Data records:
-- BEGIN --
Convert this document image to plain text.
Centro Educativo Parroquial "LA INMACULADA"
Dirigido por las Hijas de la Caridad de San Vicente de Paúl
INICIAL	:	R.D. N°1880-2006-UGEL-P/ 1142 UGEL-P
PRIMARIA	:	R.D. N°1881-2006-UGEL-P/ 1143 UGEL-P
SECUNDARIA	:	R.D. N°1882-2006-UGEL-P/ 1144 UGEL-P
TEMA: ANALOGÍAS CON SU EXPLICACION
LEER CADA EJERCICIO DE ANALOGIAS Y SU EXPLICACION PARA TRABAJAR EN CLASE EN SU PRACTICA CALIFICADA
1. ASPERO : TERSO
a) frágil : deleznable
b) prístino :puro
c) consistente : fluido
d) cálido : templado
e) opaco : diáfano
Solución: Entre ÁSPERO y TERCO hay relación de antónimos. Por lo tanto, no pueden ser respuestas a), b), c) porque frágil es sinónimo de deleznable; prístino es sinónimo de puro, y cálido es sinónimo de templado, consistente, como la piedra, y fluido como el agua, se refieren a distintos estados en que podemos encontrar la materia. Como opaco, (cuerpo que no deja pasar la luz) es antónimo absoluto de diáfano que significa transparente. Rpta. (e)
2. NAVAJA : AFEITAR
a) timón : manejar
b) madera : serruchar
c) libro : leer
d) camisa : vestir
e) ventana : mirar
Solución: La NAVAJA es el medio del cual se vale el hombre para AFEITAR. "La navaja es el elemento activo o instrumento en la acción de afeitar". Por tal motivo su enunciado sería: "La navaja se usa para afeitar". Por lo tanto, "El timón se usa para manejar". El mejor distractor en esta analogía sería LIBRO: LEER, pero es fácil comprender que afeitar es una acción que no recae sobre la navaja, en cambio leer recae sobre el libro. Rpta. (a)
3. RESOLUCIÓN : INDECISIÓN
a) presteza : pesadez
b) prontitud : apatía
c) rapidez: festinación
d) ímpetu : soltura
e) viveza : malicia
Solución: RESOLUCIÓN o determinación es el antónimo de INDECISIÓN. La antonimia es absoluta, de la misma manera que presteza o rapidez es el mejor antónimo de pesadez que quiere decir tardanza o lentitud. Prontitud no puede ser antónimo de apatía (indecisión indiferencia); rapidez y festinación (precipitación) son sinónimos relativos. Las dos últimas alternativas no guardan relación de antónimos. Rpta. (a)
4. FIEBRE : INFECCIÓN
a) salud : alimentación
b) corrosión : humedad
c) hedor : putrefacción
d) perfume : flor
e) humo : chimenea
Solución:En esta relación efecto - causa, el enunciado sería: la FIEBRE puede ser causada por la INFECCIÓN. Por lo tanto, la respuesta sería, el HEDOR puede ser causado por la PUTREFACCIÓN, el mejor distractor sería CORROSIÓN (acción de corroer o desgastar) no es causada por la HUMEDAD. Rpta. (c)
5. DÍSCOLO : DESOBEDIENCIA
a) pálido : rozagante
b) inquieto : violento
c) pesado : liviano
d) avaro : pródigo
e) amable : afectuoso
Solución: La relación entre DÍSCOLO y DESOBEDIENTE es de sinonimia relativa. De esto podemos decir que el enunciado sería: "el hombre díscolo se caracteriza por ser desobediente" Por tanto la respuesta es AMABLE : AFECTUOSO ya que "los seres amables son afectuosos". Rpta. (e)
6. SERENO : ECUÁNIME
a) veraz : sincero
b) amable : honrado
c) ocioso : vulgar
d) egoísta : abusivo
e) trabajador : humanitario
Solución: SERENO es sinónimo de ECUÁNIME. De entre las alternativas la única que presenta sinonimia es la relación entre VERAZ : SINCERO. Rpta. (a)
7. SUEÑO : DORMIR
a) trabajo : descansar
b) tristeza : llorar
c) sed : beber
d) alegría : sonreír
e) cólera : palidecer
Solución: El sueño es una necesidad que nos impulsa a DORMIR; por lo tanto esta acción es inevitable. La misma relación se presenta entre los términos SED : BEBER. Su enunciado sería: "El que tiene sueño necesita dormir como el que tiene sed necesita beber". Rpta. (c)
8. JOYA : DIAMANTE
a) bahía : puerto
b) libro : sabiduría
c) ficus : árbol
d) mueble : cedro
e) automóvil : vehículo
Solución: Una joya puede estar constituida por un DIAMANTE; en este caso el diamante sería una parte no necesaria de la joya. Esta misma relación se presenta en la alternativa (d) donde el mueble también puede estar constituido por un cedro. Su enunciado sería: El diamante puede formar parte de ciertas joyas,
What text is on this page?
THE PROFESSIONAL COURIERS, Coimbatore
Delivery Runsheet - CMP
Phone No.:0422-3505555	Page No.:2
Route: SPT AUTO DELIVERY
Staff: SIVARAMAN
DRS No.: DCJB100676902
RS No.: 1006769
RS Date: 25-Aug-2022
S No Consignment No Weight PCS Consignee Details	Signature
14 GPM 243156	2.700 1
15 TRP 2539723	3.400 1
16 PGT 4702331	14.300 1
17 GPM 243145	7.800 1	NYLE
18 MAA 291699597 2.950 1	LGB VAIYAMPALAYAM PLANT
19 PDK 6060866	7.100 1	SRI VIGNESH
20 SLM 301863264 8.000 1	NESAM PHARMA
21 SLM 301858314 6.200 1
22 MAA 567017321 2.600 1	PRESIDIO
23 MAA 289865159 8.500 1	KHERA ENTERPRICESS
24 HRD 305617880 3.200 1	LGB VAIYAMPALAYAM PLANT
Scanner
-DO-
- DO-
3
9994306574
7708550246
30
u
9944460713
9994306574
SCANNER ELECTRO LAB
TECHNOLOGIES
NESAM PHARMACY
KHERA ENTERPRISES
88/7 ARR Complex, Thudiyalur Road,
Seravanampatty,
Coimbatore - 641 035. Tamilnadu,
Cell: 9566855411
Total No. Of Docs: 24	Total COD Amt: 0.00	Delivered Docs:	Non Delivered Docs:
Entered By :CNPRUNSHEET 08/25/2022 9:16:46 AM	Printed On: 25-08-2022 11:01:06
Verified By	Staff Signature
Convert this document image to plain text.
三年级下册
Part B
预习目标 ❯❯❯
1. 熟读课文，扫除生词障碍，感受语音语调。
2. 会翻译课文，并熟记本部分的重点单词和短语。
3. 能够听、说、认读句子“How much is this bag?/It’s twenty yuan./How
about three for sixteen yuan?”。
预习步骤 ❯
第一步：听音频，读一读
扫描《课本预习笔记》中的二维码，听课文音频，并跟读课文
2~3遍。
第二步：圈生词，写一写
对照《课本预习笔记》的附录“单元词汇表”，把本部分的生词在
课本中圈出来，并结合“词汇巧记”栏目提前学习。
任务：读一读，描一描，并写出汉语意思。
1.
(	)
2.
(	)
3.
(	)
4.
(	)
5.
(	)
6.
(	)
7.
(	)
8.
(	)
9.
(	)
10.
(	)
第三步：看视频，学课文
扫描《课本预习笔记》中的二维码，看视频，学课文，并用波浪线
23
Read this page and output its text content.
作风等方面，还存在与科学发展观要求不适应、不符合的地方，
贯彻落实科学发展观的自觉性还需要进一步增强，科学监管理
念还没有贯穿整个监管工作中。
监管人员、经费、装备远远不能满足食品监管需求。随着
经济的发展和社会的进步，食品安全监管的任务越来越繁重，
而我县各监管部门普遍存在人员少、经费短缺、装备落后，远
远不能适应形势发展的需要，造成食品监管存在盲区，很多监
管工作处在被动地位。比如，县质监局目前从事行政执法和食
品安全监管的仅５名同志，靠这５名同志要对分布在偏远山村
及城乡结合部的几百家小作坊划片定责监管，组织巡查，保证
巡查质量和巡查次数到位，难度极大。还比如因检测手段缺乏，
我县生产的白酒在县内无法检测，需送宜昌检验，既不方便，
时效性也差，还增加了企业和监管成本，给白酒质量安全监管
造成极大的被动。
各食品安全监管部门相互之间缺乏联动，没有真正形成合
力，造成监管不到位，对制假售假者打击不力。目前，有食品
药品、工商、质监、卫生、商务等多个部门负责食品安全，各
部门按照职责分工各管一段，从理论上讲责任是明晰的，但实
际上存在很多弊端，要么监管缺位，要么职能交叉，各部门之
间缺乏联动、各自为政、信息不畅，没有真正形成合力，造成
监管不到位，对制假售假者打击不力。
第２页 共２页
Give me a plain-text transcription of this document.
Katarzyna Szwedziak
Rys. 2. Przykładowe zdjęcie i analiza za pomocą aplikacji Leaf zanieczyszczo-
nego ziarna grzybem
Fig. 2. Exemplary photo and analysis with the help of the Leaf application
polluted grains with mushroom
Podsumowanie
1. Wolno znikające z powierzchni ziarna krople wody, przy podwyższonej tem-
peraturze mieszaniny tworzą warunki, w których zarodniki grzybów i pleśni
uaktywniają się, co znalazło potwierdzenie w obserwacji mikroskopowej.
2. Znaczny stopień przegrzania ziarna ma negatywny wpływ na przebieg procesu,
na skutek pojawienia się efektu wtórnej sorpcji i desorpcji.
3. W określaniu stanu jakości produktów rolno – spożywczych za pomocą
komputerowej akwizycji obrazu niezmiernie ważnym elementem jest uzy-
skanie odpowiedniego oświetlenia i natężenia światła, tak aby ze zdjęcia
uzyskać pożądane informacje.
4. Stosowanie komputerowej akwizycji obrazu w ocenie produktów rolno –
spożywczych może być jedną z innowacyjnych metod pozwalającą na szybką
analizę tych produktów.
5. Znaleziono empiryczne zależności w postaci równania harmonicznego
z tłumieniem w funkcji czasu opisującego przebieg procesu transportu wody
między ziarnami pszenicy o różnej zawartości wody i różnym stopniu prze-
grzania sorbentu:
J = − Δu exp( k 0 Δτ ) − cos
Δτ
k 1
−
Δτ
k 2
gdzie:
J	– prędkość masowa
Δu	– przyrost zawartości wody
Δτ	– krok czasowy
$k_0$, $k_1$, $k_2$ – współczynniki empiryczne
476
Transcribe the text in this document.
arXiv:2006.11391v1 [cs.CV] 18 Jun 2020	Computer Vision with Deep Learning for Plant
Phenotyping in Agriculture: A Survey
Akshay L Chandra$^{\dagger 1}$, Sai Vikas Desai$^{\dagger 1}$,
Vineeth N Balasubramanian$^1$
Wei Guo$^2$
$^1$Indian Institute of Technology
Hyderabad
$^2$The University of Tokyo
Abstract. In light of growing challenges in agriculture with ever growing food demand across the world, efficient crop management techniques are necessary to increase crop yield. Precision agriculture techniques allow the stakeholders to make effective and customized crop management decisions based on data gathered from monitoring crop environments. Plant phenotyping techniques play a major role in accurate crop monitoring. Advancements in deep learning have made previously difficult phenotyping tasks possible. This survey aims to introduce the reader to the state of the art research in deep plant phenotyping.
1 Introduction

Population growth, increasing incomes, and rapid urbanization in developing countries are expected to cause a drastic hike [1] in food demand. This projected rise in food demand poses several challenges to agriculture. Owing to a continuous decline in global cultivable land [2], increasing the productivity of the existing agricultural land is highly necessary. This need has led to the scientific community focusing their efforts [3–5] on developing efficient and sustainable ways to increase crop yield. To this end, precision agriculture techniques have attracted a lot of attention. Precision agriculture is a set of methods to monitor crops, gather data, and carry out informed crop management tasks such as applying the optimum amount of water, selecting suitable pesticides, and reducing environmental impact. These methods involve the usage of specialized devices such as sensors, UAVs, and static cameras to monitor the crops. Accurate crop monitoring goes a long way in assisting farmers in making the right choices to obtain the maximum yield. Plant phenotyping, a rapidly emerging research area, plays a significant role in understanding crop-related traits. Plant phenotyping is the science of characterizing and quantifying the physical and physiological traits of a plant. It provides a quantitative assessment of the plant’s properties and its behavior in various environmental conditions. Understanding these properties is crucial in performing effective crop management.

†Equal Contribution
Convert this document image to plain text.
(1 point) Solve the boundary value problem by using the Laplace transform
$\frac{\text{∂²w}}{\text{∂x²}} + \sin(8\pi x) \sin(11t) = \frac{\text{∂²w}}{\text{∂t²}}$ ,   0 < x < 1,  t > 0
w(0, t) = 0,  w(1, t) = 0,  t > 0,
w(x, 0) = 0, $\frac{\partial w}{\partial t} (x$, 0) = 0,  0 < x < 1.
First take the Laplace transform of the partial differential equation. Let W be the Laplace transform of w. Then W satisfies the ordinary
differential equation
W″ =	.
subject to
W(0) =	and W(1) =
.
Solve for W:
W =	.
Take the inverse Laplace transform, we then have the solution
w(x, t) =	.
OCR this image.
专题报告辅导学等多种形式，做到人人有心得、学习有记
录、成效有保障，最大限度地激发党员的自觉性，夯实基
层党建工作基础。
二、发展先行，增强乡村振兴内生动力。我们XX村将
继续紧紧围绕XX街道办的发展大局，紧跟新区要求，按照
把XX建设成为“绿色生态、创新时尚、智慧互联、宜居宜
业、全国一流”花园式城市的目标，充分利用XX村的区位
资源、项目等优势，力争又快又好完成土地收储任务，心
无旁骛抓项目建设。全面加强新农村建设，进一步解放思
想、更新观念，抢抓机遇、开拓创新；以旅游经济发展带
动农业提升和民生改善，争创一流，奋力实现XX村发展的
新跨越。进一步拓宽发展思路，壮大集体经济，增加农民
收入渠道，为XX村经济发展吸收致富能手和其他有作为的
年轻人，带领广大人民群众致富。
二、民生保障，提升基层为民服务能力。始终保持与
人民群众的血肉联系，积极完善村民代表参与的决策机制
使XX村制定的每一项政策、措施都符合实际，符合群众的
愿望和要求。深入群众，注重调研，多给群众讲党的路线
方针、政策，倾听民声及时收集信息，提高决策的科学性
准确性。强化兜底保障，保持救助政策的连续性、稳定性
-- END --
SET TASK:
Counting only lines of the data above that hold "zawartości", report the total and nothing else.

SOLUTION TO THIS TASK:
2